Required action A – In the letter on hydroxyethyl starch, switch "United States" to "U.S." and write out the passage starting with "To the Editor:—" and going on through "the United States.".
Required action B – Continue the letter on hydroxyethyl starch and hemostasis from the point where it stops.

Document passage –

####

To the Editor:—
We read with great interest the review article of Dr. Kozek-Langenecker on the effects of hydroxyethyl starch (HES) solutions on hemostasis.1We agree with Dr. Kozek-Langenecker’s conclusion that rapidly degradable HES is favored for relatively beneficial low risk for hemostatic derangements, postoperative blood loss, and reoperation rates. We would like to add some considerations to the article’s recommendations.
First, Dr. Kozek-Langenecker’s practical recommendation that rapidly degradable HES is a suitable volume expander in the routine perioperative setting because of the adequate volume efficacy and the low risk of hemostatic derangement1may not be useful in the United States because rapidly degradable HES is not commercially available in the United States.
Second, at our level 1 trauma center, we still experience adverse reactions such as exacerbation of coagulopathy among injured patients despite the very restrictive use of slowly degradable HES. Therefore, the article’s recommendation to simply restrict usage of slowly degradable HES types whenever hemostatic competence is critical1may not be advisable.

####

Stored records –

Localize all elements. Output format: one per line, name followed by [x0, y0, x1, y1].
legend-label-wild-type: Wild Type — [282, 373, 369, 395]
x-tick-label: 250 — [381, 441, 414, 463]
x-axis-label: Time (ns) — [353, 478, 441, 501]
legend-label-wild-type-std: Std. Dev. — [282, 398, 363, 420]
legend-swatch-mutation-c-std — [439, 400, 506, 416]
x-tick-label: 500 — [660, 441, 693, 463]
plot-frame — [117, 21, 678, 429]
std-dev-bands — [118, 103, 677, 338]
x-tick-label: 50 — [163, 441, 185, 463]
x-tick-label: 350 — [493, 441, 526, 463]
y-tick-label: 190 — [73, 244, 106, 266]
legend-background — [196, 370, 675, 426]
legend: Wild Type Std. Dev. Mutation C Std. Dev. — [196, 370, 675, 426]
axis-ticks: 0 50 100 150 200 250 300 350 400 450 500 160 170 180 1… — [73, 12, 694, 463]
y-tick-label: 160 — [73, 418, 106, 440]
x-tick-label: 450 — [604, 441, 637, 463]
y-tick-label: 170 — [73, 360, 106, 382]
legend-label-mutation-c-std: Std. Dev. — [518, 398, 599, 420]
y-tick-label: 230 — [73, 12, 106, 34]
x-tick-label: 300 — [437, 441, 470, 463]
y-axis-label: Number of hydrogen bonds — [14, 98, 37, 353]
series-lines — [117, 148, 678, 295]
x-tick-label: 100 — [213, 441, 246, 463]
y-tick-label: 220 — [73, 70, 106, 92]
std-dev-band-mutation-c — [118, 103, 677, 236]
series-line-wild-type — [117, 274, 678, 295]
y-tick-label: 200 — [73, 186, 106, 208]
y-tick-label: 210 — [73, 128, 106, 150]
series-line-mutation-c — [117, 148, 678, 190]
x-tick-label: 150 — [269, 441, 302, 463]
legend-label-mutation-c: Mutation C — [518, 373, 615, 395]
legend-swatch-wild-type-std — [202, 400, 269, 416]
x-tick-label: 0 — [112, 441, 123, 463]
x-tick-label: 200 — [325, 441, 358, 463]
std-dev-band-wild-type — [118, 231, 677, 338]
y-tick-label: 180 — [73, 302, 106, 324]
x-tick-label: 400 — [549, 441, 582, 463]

####

Reply A –
To the Editor:—
We read with great interest the review article of Dr. Kozek-Langenecker on the effects of hydroxyethyl starch (HES) solutions on hemostasis.1We agree with Dr. Kozek-Langenecker’s conclusion that rapidly degradable HES is favored for relatively beneficial low risk for hemostatic derangements, postoperative blood loss, and reoperation rates. We would like to add some considerations to the article’s recommendations.
First, Dr. Kozek-Langenecker’s practical recommendation that rapidly degradable HES is a suitable volume expander in the routine perioperative setting because of the adequate volume efficacy and the low risk of hemostatic derangement1may not be useful in the U.S. because rapidly degradable HES is not commercially available in the U.S..

Reply B –
Finally, the article admits that “in Europe, a large variety of HES products are commercially available but are dominated by rapidly degradable HES preparations, whereas slowly degradable HES preparations are mainly available in the United States.”1Notwithstanding the fact that Food and Drug Administration regulations and commercial marketability of HES are beyond the scope of the article, the editor would have significantly contributed to the article’s value if an editorial review has been devoted to the reasons why the availability and distribution of HES significantly differ between Europe and the United States. More importantly, now that the author has shown that rapidly degradable HES is better suited for trauma centers, the more important question becomes, What does it take to make rapidly degradable HES widely available in the United States? In addition, the publication of this article is worthy of both praise and criticism: praise for its in-depth explanation of HES’s effects on hemostasis, especially for indicating and contraindicating the use of both rapidly degradable and slowly degradable HES; and criticism for leaving the reader frustratingly in search of a rapidly degradable HES counterpart in the United States.